Dataset entries:
----

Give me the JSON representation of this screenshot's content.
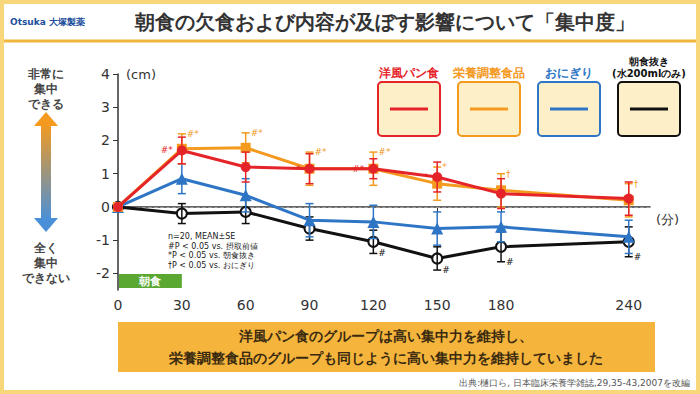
{
  "header": {
    "title": "朝食の欠食および内容が及ぼす影響について「集中度」",
    "logo": "Otsuka 大塚製薬"
  },
  "chart_data": {
    "type": "line",
    "x": [
      0,
      30,
      60,
      90,
      120,
      150,
      180,
      240
    ],
    "xlim": [
      0,
      250
    ],
    "xticks": [
      0,
      30,
      60,
      90,
      120,
      150,
      180,
      240
    ],
    "x_unit": "(分)",
    "ylim": [
      -2.5,
      4
    ],
    "yticks": [
      -2,
      -1,
      0,
      1,
      2,
      3,
      4
    ],
    "y_unit": "(cm)",
    "y_top_label": "非常に\n集中\nできる",
    "y_bottom_label": "全く\n集中\nできない",
    "grid": false,
    "legend": "top-right",
    "hlines": [
      0
    ],
    "period": {
      "label": "朝食",
      "x": [
        0,
        30
      ]
    },
    "notes": [
      "n=20, MEAN±SE",
      "#P < 0.05 vs. 摂取前値",
      "*P < 0.05 vs. 朝食抜き",
      "†P < 0.05 vs. おにぎり"
    ],
    "series": [
      {
        "name": "洋風パン食",
        "color": "#e5242a",
        "marker": "circle",
        "values": [
          0,
          1.7,
          1.2,
          1.15,
          1.15,
          0.9,
          0.4,
          0.25
        ],
        "errors": [
          0,
          0.4,
          0.45,
          0.45,
          0.3,
          0.45,
          0.45,
          0.5
        ],
        "marks": [
          null,
          "#*",
          null,
          "*",
          "#*",
          "*",
          null,
          null
        ]
      },
      {
        "name": "栄養調整食品",
        "color": "#f39a1f",
        "marker": "square",
        "values": [
          0,
          1.75,
          1.78,
          1.15,
          1.15,
          0.7,
          0.5,
          0.2
        ],
        "errors": [
          0,
          0.45,
          0.45,
          0.5,
          0.5,
          0.5,
          0.5,
          0.5
        ],
        "marks": [
          null,
          "#*",
          "#*",
          "#*",
          "#*",
          "*",
          "†",
          "†"
        ]
      },
      {
        "name": "おにぎり",
        "color": "#2e75c5",
        "marker": "triangle",
        "values": [
          0,
          0.85,
          0.35,
          -0.4,
          -0.45,
          -0.65,
          -0.6,
          -0.9
        ],
        "errors": [
          0,
          0.45,
          0.5,
          0.5,
          0.5,
          0.5,
          0.45,
          0.5
        ],
        "marks": [
          null,
          null,
          null,
          null,
          null,
          null,
          null,
          null
        ]
      },
      {
        "name": "朝食抜き(水200mlのみ)",
        "color": "#111111",
        "marker": "hollow_circle",
        "values": [
          0,
          -0.2,
          -0.15,
          -0.65,
          -1.05,
          -1.55,
          -1.2,
          -1.05
        ],
        "errors": [
          0,
          0.3,
          0.35,
          0.35,
          0.35,
          0.35,
          0.45,
          0.45
        ],
        "marks": [
          null,
          null,
          null,
          null,
          "#",
          "#",
          "#",
          "#"
        ]
      }
    ]
  },
  "caption": [
    "洋風パン食のグループは高い集中力を維持し、",
    "栄養調整食品のグループも同じように高い集中力を維持していました"
  ],
  "source": "出典:樋口ら, 日本臨床栄養学雑誌,29,35-43,2007を改編"
}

----

WHAT THIS TASK INVOLVES: Copy all lines in the listing above where the string "name" appears.

COMPLETED TASK:
        "name": "洋風パン食",
        "name": "栄養調整食品",
        "name": "おにぎり",
        "name": "朝食抜き(水200mlのみ)",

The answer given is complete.